Stored data
========================================================================
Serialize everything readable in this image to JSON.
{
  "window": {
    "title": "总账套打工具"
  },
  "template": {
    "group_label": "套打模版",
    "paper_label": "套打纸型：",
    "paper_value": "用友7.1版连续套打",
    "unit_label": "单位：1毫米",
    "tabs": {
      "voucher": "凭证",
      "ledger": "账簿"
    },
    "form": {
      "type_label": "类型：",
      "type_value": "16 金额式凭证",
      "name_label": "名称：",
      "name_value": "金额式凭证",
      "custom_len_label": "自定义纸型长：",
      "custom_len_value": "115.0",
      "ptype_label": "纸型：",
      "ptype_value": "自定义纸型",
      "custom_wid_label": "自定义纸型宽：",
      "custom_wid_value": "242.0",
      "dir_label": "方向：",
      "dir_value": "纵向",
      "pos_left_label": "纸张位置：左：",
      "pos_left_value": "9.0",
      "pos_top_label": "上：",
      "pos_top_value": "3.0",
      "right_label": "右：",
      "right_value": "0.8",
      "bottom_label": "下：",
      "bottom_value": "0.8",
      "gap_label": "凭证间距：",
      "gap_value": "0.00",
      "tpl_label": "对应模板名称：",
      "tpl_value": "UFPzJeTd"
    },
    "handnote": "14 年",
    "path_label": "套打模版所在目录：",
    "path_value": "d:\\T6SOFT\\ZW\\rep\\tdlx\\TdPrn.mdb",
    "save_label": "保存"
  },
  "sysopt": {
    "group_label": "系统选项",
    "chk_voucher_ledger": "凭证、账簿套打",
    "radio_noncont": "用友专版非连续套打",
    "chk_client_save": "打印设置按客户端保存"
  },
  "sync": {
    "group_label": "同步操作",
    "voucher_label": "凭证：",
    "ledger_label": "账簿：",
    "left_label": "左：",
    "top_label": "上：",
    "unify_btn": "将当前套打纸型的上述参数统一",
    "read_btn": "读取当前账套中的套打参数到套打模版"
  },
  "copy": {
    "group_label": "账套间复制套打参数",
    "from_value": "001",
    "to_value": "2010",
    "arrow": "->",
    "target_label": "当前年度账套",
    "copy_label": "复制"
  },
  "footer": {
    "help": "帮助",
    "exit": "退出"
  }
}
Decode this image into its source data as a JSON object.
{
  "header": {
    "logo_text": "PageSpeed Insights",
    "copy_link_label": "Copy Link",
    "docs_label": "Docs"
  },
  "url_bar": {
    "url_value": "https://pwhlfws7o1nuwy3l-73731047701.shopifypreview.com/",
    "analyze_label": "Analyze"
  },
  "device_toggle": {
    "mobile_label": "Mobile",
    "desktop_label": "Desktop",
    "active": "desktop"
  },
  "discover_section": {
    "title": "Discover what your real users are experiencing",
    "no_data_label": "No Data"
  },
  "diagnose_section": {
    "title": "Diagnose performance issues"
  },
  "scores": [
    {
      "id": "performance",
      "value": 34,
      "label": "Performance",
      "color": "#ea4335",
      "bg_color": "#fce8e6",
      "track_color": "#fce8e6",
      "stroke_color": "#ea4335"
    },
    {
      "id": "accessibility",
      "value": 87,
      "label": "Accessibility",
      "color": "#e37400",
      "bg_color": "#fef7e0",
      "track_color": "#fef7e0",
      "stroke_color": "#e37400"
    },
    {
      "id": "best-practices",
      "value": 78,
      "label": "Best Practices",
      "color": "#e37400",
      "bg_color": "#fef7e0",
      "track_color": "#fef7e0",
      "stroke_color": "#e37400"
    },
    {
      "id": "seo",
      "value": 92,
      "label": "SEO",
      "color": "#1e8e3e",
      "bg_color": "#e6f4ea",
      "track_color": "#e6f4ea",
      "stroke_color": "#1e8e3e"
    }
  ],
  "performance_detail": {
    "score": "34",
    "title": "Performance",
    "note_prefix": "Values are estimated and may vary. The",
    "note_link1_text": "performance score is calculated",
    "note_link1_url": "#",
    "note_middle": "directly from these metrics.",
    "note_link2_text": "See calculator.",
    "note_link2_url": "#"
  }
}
========================================================================
Written exercise =>
Extract, from the material above, each line holding the word "金额式凭证".

Result for this exercise =>
      "type_value": "16 金额式凭证",
      "name_value": "金额式凭证",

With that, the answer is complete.